>>>

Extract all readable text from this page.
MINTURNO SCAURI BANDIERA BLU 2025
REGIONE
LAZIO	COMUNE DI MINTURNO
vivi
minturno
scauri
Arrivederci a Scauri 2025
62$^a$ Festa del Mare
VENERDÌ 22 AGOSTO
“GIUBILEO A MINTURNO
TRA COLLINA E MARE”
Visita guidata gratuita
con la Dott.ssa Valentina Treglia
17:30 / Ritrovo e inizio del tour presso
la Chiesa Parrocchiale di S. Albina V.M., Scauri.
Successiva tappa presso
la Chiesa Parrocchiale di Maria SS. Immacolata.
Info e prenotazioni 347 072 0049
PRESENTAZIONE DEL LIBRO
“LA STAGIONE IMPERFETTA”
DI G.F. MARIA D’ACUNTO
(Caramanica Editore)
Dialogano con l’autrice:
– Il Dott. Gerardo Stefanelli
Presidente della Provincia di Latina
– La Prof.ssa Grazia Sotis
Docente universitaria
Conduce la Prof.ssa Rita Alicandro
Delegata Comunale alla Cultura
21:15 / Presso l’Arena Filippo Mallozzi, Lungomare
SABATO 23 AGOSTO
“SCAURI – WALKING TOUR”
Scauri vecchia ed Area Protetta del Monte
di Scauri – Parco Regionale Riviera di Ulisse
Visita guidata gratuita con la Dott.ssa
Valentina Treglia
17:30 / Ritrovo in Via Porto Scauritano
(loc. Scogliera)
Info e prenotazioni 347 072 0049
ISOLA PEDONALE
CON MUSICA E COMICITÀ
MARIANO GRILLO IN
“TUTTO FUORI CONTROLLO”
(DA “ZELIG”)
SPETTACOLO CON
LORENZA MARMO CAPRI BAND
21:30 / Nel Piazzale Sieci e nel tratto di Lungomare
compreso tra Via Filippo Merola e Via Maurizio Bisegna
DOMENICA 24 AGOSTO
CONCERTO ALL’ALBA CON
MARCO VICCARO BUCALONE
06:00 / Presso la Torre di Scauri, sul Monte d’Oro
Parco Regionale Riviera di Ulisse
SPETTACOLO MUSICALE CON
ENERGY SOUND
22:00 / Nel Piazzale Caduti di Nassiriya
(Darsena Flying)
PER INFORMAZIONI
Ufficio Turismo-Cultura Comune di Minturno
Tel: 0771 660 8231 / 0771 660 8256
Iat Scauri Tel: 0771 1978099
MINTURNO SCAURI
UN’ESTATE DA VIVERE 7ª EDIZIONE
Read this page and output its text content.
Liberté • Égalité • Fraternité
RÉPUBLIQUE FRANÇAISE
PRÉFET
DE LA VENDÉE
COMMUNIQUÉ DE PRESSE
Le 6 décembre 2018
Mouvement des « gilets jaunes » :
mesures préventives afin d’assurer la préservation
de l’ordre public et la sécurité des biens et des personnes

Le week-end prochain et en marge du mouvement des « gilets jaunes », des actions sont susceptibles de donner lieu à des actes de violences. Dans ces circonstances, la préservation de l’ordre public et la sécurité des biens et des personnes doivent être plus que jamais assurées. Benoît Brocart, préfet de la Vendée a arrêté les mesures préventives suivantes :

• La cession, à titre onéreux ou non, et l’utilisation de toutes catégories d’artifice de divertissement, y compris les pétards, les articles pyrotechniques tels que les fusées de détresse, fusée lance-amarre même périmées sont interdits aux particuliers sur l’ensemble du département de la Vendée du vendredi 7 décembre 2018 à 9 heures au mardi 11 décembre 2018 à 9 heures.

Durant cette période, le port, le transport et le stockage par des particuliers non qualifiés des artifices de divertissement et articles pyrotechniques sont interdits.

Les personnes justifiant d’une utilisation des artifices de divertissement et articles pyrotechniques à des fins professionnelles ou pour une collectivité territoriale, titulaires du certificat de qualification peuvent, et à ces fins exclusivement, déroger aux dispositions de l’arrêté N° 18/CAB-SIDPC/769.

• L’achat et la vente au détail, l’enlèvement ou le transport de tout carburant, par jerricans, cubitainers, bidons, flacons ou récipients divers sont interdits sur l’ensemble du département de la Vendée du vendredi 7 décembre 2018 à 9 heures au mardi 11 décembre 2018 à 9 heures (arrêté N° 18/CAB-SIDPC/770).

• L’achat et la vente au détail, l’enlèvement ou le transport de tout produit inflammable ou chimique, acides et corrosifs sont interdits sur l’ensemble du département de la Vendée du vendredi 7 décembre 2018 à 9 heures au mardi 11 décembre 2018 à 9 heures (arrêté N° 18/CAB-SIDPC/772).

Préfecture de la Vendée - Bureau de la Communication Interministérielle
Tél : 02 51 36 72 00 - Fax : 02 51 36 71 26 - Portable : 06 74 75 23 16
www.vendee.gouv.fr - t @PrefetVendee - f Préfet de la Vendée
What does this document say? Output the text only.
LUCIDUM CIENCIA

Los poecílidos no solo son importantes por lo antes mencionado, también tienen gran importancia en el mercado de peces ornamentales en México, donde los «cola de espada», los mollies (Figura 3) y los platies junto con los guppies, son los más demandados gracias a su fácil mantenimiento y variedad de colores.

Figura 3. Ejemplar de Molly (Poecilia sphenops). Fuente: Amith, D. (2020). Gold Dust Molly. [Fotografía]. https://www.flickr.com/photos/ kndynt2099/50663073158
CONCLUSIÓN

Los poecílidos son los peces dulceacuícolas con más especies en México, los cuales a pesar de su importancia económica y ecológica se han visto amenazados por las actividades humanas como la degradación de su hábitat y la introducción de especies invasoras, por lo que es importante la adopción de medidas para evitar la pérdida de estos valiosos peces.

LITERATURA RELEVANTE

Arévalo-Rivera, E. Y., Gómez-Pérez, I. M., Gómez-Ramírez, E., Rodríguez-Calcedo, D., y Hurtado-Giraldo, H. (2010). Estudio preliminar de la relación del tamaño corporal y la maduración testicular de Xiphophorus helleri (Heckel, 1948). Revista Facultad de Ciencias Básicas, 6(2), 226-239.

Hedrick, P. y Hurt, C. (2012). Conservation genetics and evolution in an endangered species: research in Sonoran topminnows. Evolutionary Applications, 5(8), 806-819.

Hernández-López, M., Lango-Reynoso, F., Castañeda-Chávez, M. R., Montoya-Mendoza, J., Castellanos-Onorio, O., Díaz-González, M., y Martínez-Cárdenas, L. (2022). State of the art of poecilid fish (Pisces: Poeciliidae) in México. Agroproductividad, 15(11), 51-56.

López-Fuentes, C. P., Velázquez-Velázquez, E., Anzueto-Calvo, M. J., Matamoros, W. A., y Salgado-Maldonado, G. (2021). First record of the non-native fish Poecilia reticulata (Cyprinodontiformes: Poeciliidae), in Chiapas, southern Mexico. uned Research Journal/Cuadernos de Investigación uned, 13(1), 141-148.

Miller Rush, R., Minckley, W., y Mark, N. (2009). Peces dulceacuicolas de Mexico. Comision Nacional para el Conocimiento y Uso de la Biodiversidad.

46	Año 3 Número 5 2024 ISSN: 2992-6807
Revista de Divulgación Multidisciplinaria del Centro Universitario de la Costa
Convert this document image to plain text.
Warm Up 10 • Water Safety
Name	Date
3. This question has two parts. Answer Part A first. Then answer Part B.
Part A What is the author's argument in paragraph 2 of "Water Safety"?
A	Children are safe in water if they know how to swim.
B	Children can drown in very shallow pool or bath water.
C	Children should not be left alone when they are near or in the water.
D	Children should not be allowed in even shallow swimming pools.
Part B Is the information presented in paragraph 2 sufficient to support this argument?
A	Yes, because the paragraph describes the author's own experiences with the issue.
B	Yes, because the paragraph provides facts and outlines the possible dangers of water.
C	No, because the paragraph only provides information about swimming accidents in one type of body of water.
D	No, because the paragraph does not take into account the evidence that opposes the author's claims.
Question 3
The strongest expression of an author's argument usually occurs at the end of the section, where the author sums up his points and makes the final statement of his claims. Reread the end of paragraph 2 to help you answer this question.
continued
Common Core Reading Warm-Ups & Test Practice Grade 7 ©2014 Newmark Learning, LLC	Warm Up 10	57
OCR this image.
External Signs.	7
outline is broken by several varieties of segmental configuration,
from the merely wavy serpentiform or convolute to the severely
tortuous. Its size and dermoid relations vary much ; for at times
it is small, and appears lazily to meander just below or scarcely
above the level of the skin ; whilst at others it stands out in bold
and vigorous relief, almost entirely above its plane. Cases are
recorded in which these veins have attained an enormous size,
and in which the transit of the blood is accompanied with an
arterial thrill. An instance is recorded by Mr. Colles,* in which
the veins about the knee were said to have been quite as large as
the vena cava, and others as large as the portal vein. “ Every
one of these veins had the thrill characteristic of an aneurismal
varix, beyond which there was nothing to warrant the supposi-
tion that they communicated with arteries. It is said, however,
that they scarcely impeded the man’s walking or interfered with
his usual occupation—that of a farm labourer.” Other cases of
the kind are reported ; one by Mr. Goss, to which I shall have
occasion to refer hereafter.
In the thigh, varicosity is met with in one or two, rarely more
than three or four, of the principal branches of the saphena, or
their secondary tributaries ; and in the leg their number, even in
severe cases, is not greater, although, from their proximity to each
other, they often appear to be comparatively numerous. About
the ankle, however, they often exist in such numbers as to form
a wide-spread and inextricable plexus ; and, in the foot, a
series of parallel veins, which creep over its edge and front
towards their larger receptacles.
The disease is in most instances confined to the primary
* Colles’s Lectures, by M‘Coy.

<<<

TASK PROMPT:
Whichever lines contain the string "Treglia", select and copy them.

CORRECT RESPONSE:
con la Dott.ssa Valentina Treglia
Valentina Treglia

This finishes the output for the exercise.